TEXTE À LIRE >>
:::
Front commmun pour une révision de la LME et son application

16 avril 2013 - François Morel

Jean-René Buisson, le président de l’Ania, a fini par dire que ses adhérents s’étaient, en fait, accommodés de la Loi Chatel, et qu’ils n’avaient accepté la LME qu’en partant du principe qu’elle serait appliquée.

Les quatre grandes associations ou fédérations de l’agroalimentaire (Ania, Coop de France, FNSEA, Ilec*), font bloc contre la grande distribution. Le 11 avril, devant un parterre de 40 journalistes de la presse économique et professionnelle, leurs présidents respectifs ont lancé un ultimatum aux autorités publiques pour demander que la LME (Loi de Modernisation de l’Economie ), mis en place en août 2008, soit modifiée et appliquée stricto sensu. Autrement dit qu’elle soit respectée par les distributeurs, et que son non-respect soit sanctionné plus sévèrement. Ce front uni des producteurs et des transformateurs montre l’urgence d’une intervention de l’Etat.

La conférence de presse a été émaillée de qualificatifs qui en disent long sur l’ambiance des relations commerciales, traduisant “le ras le bol” des entreprises : “négociations épouvantables” (Jean-René Buisson), “destructrices de valeurs” (Xavier Beulin), “année cataclysmique” (Olivier Desforges), “variable d’ajustement“ (Philippe Mangin ), “distributeurs hors la loi” (Jean-René Buisson). Le président de l’Ania a fini par dire que ses adhérents s’étaient, en fait, accommodés de la Loi Chatel, et qu’ils n’avaient accepté la LME qu’en partant du principe qu’elle serait appliquée.

Or, la situation est claire – tous les témoignages d’entreprises vont dans ce sens – les distributeurs (à quelques exceptions près) s’assoient sur cette loi ! Il a été rappelé que, bizarrement, celle-ci n’avait entraîné aucun décret d’application, aucune circulaire. Face à cette sorte de vide juridique et face à la lenteur de la jurisprudence, que peuvent peser les sanctions ?
:::
[Enregistrements conservés]
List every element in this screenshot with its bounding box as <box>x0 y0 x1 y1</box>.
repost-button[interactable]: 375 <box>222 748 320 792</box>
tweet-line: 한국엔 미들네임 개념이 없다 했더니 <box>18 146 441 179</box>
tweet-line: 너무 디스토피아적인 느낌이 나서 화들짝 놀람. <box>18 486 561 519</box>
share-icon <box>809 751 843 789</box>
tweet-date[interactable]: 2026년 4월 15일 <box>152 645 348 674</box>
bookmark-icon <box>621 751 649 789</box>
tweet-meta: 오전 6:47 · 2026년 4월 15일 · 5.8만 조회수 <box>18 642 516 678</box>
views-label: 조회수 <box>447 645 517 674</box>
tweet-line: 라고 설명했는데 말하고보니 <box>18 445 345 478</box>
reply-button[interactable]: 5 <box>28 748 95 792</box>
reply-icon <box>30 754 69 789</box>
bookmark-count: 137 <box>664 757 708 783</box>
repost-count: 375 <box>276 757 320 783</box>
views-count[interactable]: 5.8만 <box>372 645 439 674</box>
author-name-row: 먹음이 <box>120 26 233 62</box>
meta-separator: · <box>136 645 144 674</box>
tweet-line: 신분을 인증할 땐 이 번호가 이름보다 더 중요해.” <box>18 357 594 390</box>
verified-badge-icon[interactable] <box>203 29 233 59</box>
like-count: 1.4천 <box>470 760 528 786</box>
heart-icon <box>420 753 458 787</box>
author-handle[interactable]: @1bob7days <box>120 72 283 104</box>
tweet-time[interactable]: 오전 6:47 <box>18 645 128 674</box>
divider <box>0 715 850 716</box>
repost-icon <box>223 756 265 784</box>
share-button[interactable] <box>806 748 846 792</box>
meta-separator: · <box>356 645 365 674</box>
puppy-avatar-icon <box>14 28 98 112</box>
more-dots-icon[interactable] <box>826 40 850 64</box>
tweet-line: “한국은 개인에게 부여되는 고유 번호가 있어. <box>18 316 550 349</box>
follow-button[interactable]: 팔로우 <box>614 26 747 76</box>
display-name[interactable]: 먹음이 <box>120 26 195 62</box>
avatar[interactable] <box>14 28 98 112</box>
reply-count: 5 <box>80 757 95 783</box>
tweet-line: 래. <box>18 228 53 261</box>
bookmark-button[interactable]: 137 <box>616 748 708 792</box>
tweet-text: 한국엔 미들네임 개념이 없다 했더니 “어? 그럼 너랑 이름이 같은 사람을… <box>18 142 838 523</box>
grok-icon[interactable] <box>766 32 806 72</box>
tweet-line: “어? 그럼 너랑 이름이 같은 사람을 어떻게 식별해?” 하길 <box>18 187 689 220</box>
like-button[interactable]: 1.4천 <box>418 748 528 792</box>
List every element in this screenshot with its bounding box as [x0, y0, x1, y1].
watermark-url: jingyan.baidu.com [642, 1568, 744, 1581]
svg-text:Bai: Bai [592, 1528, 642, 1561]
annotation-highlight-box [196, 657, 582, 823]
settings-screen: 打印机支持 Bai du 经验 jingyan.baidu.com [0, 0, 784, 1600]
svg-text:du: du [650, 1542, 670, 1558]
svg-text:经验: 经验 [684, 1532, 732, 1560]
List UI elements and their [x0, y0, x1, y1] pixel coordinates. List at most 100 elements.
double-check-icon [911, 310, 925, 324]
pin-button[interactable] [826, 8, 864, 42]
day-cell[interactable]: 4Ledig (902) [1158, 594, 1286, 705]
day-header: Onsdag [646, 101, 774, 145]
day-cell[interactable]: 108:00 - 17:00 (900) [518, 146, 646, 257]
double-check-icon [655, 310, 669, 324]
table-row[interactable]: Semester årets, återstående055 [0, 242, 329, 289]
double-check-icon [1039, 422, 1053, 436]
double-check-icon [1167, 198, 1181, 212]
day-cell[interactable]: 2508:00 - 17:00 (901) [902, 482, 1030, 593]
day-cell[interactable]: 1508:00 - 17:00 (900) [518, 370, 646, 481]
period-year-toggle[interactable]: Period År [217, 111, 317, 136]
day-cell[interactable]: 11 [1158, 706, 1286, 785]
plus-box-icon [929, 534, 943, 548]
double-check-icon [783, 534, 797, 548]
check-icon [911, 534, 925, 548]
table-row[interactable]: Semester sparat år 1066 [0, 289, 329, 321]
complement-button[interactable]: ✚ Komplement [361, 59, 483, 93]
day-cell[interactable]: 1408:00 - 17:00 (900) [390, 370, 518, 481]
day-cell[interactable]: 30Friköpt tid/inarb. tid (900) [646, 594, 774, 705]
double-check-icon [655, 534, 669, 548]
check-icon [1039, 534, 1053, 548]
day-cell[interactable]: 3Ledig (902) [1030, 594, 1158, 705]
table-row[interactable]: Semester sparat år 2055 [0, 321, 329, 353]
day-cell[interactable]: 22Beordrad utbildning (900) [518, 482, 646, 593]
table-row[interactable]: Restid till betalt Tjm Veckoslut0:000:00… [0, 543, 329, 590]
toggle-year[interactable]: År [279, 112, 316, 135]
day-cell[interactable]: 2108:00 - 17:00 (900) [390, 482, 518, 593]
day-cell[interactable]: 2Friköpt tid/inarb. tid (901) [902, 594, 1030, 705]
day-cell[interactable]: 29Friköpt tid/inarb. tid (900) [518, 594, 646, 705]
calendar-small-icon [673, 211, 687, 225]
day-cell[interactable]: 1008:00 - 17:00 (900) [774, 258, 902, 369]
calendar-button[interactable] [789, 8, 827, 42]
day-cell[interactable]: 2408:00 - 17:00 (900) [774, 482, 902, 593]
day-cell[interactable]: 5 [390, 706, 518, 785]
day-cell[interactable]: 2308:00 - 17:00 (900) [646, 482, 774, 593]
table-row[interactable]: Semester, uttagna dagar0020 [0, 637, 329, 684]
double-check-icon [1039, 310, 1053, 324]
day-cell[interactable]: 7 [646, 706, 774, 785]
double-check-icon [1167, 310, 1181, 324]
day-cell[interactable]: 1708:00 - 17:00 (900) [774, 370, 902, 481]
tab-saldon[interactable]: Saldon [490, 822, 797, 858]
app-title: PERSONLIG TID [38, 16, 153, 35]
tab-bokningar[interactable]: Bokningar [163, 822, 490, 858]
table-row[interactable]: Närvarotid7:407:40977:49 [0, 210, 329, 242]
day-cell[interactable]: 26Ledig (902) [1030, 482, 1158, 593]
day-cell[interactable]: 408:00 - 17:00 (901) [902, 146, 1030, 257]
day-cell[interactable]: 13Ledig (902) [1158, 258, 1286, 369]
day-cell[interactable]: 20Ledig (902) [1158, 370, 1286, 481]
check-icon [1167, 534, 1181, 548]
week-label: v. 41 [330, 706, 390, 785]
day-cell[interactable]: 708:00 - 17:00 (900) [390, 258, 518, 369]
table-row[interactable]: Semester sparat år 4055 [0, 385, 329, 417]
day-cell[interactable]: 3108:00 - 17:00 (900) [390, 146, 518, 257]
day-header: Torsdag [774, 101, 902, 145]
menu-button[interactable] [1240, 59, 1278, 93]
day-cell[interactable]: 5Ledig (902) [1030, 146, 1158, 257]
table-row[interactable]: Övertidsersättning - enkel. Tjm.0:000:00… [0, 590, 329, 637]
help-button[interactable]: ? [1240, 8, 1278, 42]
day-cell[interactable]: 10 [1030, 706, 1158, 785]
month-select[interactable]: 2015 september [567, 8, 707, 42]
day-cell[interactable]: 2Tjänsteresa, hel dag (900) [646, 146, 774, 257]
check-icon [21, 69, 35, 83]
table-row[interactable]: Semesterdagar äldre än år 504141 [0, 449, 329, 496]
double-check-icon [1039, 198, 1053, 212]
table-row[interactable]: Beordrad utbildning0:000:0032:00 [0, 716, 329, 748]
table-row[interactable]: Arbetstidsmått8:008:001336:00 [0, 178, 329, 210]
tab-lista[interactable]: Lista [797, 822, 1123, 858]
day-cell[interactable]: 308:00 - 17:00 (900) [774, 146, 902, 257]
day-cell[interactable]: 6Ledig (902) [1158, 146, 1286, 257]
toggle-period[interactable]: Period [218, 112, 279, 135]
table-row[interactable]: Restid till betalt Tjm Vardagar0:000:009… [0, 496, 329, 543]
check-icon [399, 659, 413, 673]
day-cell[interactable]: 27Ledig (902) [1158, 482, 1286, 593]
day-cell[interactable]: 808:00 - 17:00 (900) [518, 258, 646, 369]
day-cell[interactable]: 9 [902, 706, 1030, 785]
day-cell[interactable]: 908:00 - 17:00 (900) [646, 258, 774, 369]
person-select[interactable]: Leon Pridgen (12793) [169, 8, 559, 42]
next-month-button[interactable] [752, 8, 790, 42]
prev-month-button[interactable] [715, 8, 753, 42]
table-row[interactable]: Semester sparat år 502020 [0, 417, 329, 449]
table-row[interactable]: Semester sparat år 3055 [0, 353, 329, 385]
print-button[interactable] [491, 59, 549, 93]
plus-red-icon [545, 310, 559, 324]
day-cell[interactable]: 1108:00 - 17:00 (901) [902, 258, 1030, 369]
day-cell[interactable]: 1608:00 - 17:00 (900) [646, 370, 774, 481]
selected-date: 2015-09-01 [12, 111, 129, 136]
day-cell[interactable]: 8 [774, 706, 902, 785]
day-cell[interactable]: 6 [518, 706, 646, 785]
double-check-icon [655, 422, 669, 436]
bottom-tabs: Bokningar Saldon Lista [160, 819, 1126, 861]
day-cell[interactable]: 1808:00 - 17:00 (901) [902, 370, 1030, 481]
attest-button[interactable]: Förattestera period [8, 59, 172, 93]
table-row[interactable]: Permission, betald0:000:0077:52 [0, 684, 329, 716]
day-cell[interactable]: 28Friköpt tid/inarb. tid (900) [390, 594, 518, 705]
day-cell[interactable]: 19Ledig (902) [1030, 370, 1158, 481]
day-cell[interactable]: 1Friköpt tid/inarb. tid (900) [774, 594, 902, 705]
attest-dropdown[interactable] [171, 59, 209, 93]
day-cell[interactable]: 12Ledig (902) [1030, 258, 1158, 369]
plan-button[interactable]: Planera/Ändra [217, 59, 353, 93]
:::
TÂCHE À RÉALISER 1 >>
Les affirmations suivantes concordent-elles avec le texte sur la LME ? (a) La LME a été mise en place en août 2008. (b) Les présidents des quatre organisations se sont exprimés devant 40 journalistes. (c) La LME a donné lieu à plusieurs décrets d’application. Pour chacune, répondez par oui ou par non et citez à l’identique les mots du texte qui tranchent.
TÂCHE À RÉALISER 2 >>
Reproduisez fidèlement le passage du texte sur la LME qui commence aux mots « Jean-René Buisson, le » et s’achève après les mots « intervention de l’Etat. ».
Les enregistrements constituent un matériau distinct du texte.

RÉPONSE À LA TÂCHE 1 >>
(a) Oui : « mis en place en août 2008 ».
(b) Oui : « devant un parterre de 40 journalistes de la presse économique et professionnelle ».
(c) Non : « celle-ci n’avait entraîné aucun décret d’application, aucune circulaire ».

RÉPONSE À LA TÂCHE 2 >>
Jean-René Buisson, le président de l’Ania, a fini par dire que ses adhérents s’étaient, en fait, accommodés de la Loi Chatel, et qu’ils n’avaient accepté la LME qu’en partant du principe qu’elle serait appliquée.

Les quatre grandes associations ou fédérations de l’agroalimentaire (Ania, Coop de France, FNSEA, Ilec*), font bloc contre la grande distribution. Le 11 avril, devant un parterre de 40 journalistes de la presse économique et professionnelle, leurs présidents respectifs ont lancé un ultimatum aux autorités publiques pour demander que la LME (Loi de Modernisation de l’Economie ), mis en place en août 2008, soit modifiée et appliquée stricto sensu. Autrement dit qu’elle soit respectée par les distributeurs, et que son non-respect soit sanctionné plus sévèrement. Ce front uni des producteurs et des transformateurs montre l’urgence d’une intervention de l’Etat.